## [MATERIAL FOR THIS TASK]
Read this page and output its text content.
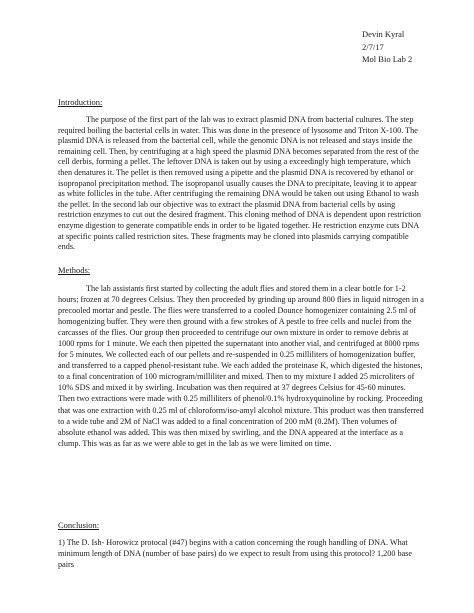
Devin Kyral
2/7/17
Mol Bio Lab 2
Introduction:

The purpose of the first part of the lab was to extract plasmid DNA from bacterial cultures. The step required boiling the bacterial cells in water. This was done in the presence of lysosome and Triton X-100. The plasmid DNA is released from the bacterial cell, while the genomic DNA is not released and stays inside the remaining cell. Then, by centrifuging at a high speed the plasmid DNA becomes separated from the rest of the cell derbis, forming a pellet. The leftover DNA is taken out by using a exceedingly high temperature, which then denatures it. The pellet is then removed using a pipette and the plasmid DNA is recovered by ethanol or isopropanol precipitation method. The isopropanol usually causes the DNA to precipitate, leaving it to appear as white follicles in the tube. After centrifuging the remaining DNA would be taken out using Ethanol to wash the pellet. In the second lab our objective was to extract the plasmid DNA from bacterial cells by using restriction enzymes to cut out the desired fragment. This cloning method of DNA is dependent upon restriction enzyme digestion to generate compatible ends in order to be ligated together. He restriction enzyme cuts DNA at specific points called restriction sites. These fragments may be cloned into plasmids carrying compatible ends.

Methods:

The lab assistants first started by collecting the adult flies and stored them in a clear bottle for 1-2 hours; frozen at 70 degrees Celsius. They then proceeded by grinding up around 800 flies in liquid nitrogen in a precooled mortar and pestle. The flies were transferred to a cooled Dounce homogenizer containing 2.5 ml of homogenizing buffer. They were then ground with a few strokes of A pestle to free cells and nuclei from the carcasses of the flies. Our group then proceeded to centrifuge our own mixture in order to remove debris at 1000 rpms for 1 minute. We each then pipetted the supernatant into another vial, and centrifuged at 8000 rpms for 5 minutes. We collected each of our pellets and re-suspended in 0.25 milliliters of homogenization buffer, and transferred to a capped phenol-resistant tube. We each added the proteinase K, which digested the histones, to a final concentration of 100 microgram/milliliter and mixed. Then to my mixture I added 25 microliters of 10% SDS and mixed it by swirling. Incubation was then required at 37 degrees Celsius for 45-60 minutes. Then two extractions were made with 0.25 milliliters of phenol/0.1% hydroxyquinoline by rocking. Proceeding that was one extraction with 0.25 ml of chloroform/iso-amyl alcohol mixture. This product was then transferred to a wide tube and 2M of NaCl was added to a final concentration of 200 mM (0.2M). Then volumes of absolute ethanol was added. This was then mixed by swirling, and the DNA appeared at the interface as a clump. This was as far as we were able to get in the lab as we were limited on time.

Conclusion:

1) The D. Ish- Horowicz protocal (#47) begins with a cation concerning the rough handling of DNA. What minimum length of DNA (number of base pairs) do we expect to result from using this protocol? 1,200 base pairs
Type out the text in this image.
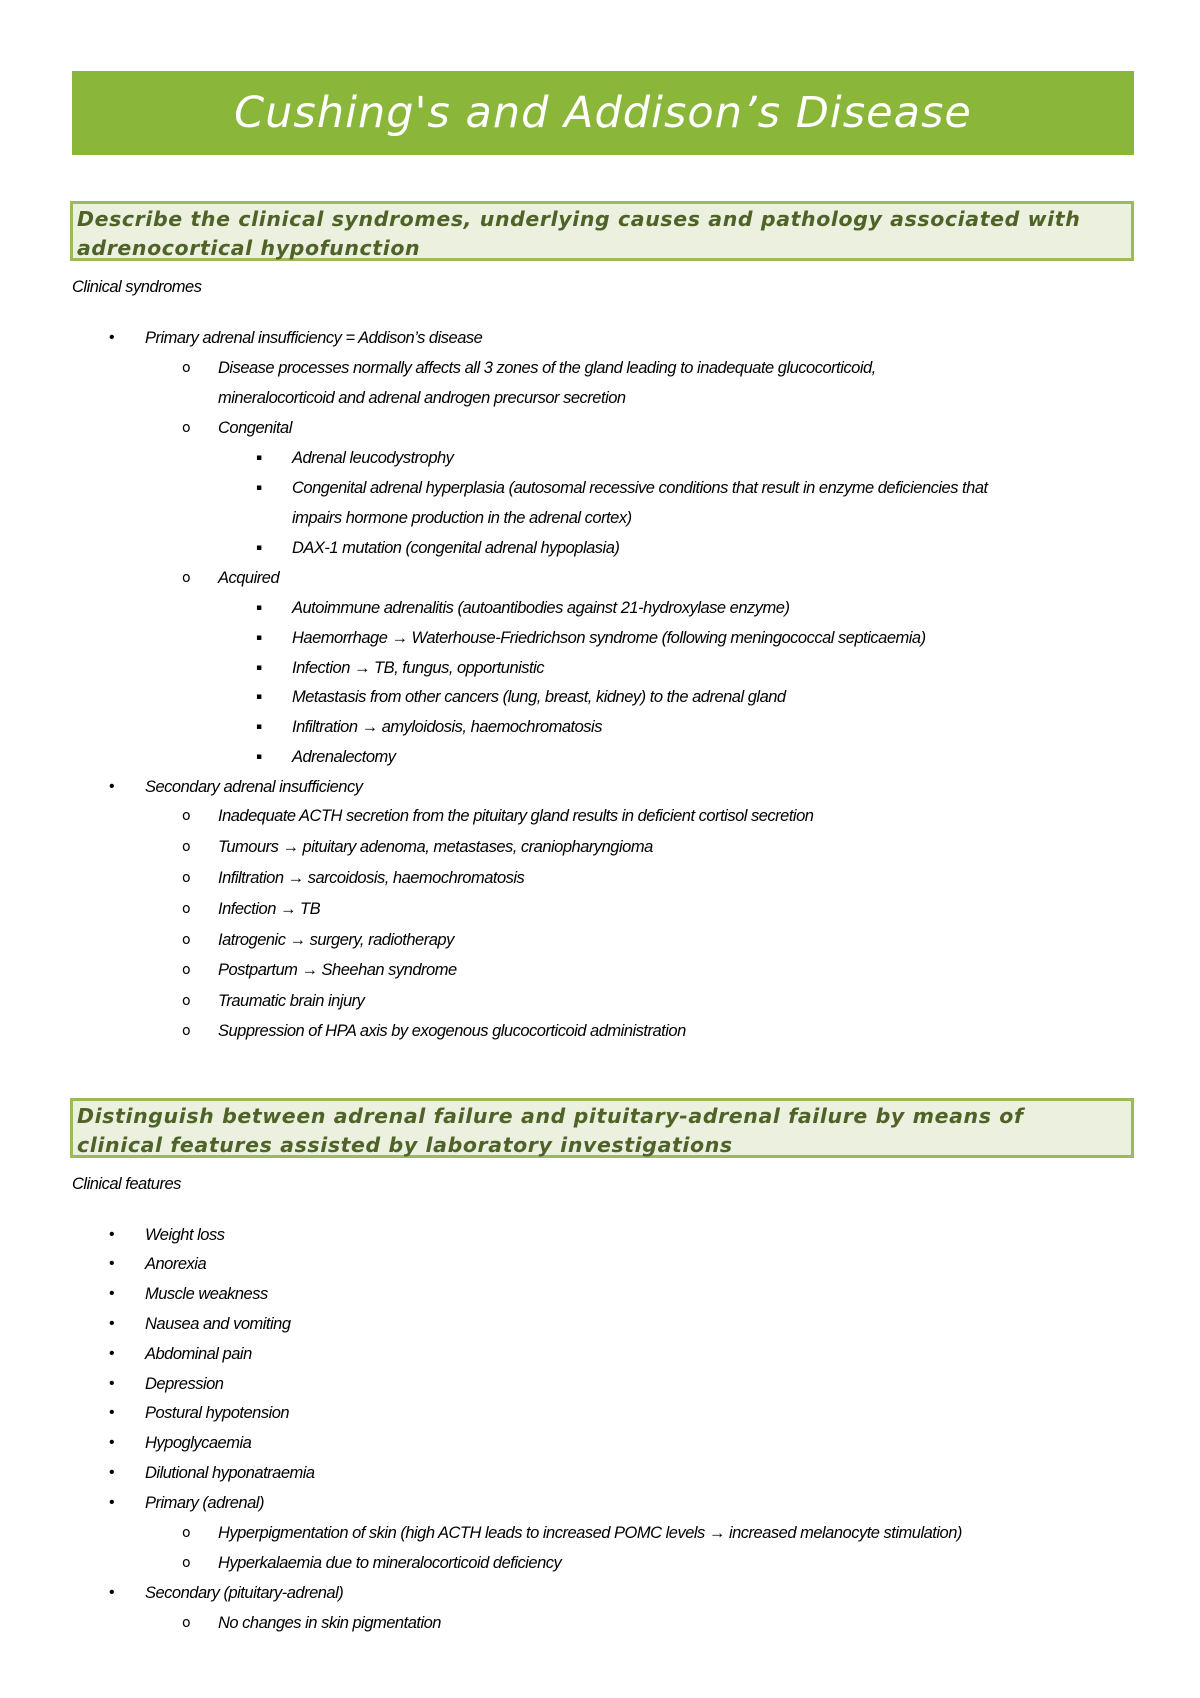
Cushing's and Addison’s Disease
Describe the clinical syndromes, underlying causes and pathology associated with
adrenocortical hypofunction
Clinical syndromes
• Primary adrenal insufficiency = Addison’s disease
o Disease processes normally affects all 3 zones of the gland leading to inadequate glucocorticoid,
mineralocorticoid and adrenal androgen precursor secretion
o Congenital
▪ Adrenal leucodystrophy
▪ Congenital adrenal hyperplasia (autosomal recessive conditions that result in enzyme deficiencies that
impairs hormone production in the adrenal cortex)
▪ DAX-1 mutation (congenital adrenal hypoplasia)
o Acquired
▪ Autoimmune adrenalitis (autoantibodies against 21-hydroxylase enzyme)
▪ Haemorrhage → Waterhouse-Friedrichson syndrome (following meningococcal septicaemia)
▪ Infection → TB, fungus, opportunistic
▪ Metastasis from other cancers (lung, breast, kidney) to the adrenal gland
▪ Infiltration → amyloidosis, haemochromatosis
▪ Adrenalectomy
• Secondary adrenal insufficiency
o Inadequate ACTH secretion from the pituitary gland results in deficient cortisol secretion
o Tumours → pituitary adenoma, metastases, craniopharyngioma
o Infiltration → sarcoidosis, haemochromatosis
o Infection → TB
o Iatrogenic → surgery, radiotherapy
o Postpartum → Sheehan syndrome
o Traumatic brain injury
o Suppression of HPA axis by exogenous glucocorticoid administration
Distinguish between adrenal failure and pituitary-adrenal failure by means of
clinical features assisted by laboratory investigations
Clinical features
• Weight loss
• Anorexia
• Muscle weakness
• Nausea and vomiting
• Abdominal pain
• Depression
• Postural hypotension
• Hypoglycaemia
• Dilutional hyponatraemia
• Primary (adrenal)
o Hyperpigmentation of skin (high ACTH leads to increased POMC levels → increased melanocyte stimulation)
o Hyperkalaemia due to mineralocorticoid deficiency
• Secondary (pituitary-adrenal)
o No changes in skin pigmentation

## [TASK DIRECTIONS]
Spot every line in the entries that includes the word "Infection", and copy each one out.

## [ANSWER SPACE]
▪ Infection → TB, fungus, opportunistic
o Infection → TB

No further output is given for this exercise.